> **Goal**
Set down all of the data exactly as it appears.

[Extracted records]
——————————

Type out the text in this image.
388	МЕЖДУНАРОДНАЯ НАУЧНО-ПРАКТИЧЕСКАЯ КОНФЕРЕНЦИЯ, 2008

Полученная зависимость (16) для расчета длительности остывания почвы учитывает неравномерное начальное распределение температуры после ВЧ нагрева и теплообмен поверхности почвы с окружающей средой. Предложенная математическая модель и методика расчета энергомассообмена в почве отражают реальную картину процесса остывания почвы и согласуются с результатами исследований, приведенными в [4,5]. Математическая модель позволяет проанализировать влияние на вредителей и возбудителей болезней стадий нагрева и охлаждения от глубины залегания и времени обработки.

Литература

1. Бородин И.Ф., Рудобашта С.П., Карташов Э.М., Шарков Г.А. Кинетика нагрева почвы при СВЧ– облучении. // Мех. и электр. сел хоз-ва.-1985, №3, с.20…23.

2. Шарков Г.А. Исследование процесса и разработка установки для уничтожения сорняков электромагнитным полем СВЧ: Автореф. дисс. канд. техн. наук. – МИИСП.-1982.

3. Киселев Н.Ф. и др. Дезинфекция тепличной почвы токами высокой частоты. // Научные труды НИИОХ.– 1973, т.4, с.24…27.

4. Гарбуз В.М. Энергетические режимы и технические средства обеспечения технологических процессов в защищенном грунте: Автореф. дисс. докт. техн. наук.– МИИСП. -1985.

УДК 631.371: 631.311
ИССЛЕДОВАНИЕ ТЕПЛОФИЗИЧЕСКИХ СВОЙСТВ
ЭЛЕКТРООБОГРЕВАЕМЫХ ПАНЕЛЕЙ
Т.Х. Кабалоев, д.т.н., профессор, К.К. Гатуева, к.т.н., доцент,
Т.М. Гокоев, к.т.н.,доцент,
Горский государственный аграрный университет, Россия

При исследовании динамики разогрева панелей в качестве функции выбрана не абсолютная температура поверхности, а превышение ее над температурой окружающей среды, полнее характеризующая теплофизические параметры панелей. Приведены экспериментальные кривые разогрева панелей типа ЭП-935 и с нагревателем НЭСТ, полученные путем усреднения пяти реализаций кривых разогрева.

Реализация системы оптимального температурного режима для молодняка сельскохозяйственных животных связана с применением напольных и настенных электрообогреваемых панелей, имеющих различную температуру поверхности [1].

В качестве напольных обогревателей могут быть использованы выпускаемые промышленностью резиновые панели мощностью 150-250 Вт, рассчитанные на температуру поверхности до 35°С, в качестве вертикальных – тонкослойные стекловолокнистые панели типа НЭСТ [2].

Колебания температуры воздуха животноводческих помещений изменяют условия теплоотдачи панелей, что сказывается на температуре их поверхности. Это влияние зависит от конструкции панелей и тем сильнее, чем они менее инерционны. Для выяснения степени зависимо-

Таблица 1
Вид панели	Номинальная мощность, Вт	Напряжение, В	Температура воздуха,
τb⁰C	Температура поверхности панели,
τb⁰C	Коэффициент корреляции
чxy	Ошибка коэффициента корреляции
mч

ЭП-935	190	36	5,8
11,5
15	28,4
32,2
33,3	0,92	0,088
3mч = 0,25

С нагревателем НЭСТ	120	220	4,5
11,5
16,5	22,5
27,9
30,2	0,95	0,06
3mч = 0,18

——————————

> **Solution to this problem**
Type out the text in this image.
388	МЕЖДУНАРОДНАЯ НАУЧНО-ПРАКТИЧЕСКАЯ КОНФЕРЕНЦИЯ, 2008

Полученная зависимость (16) для расчета длительности остывания почвы учитывает неравномерное начальное распределение температуры после ВЧ нагрева и теплообмен поверхности почвы с окружающей средой. Предложенная математическая модель и методика расчета энергомассообмена в почве отражают реальную картину процесса остывания почвы и согласуются с результатами исследований, приведенными в [4,5]. Математическая модель позволяет проанализировать влияние на вредителей и возбудителей болезней стадий нагрева и охлаждения от глубины залегания и времени обработки.

Литература

1. Бородин И.Ф., Рудобашта С.П., Карташов Э.М., Шарков Г.А. Кинетика нагрева почвы при СВЧ– облучении. // Мех. и электр. сел хоз-ва.-1985, №3, с.20…23.

2. Шарков Г.А. Исследование процесса и разработка установки для уничтожения сорняков электромагнитным полем СВЧ: Автореф. дисс. канд. техн. наук. – МИИСП.-1982.

3. Киселев Н.Ф. и др. Дезинфекция тепличной почвы токами высокой частоты. // Научные труды НИИОХ.– 1973, т.4, с.24…27.

4. Гарбуз В.М. Энергетические режимы и технические средства обеспечения технологических процессов в защищенном грунте: Автореф. дисс. докт. техн. наук.– МИИСП. -1985.

УДК 631.371: 631.311
ИССЛЕДОВАНИЕ ТЕПЛОФИЗИЧЕСКИХ СВОЙСТВ
ЭЛЕКТРООБОГРЕВАЕМЫХ ПАНЕЛЕЙ
Т.Х. Кабалоев, д.т.н., профессор, К.К. Гатуева, к.т.н., доцент,
Т.М. Гокоев, к.т.н.,доцент,
Горский государственный аграрный университет, Россия

При исследовании динамики разогрева панелей в качестве функции выбрана не абсолютная температура поверхности, а превышение ее над температурой окружающей среды, полнее характеризующая теплофизические параметры панелей. Приведены экспериментальные кривые разогрева панелей типа ЭП-935 и с нагревателем НЭСТ, полученные путем усреднения пяти реализаций кривых разогрева.

Реализация системы оптимального температурного режима для молодняка сельскохозяйственных животных связана с применением напольных и настенных электрообогреваемых панелей, имеющих различную температуру поверхности [1].

В качестве напольных обогревателей могут быть использованы выпускаемые промышленностью резиновые панели мощностью 150-250 Вт, рассчитанные на температуру поверхности до 35°С, в качестве вертикальных – тонкослойные стекловолокнистые панели типа НЭСТ [2].

Колебания температуры воздуха животноводческих помещений изменяют условия теплоотдачи панелей, что сказывается на температуре их поверхности. Это влияние зависит от конструкции панелей и тем сильнее, чем они менее инерционны. Для выяснения степени зависимо-

Таблица 1
Вид панели	Номинальная мощность, Вт	Напряжение, В	Температура воздуха,
τb⁰C	Температура поверхности панели,
τb⁰C	Коэффициент корреляции
чxy	Ошибка коэффициента корреляции
mч

ЭП-935	190	36	5,8
11,5
15	28,4
32,2
33,3	0,92	0,088
3mч = 0,25

С нагревателем НЭСТ	120	220	4,5
11,5
16,5	22,5
27,9
30,2	0,95	0,06
3mч = 0,18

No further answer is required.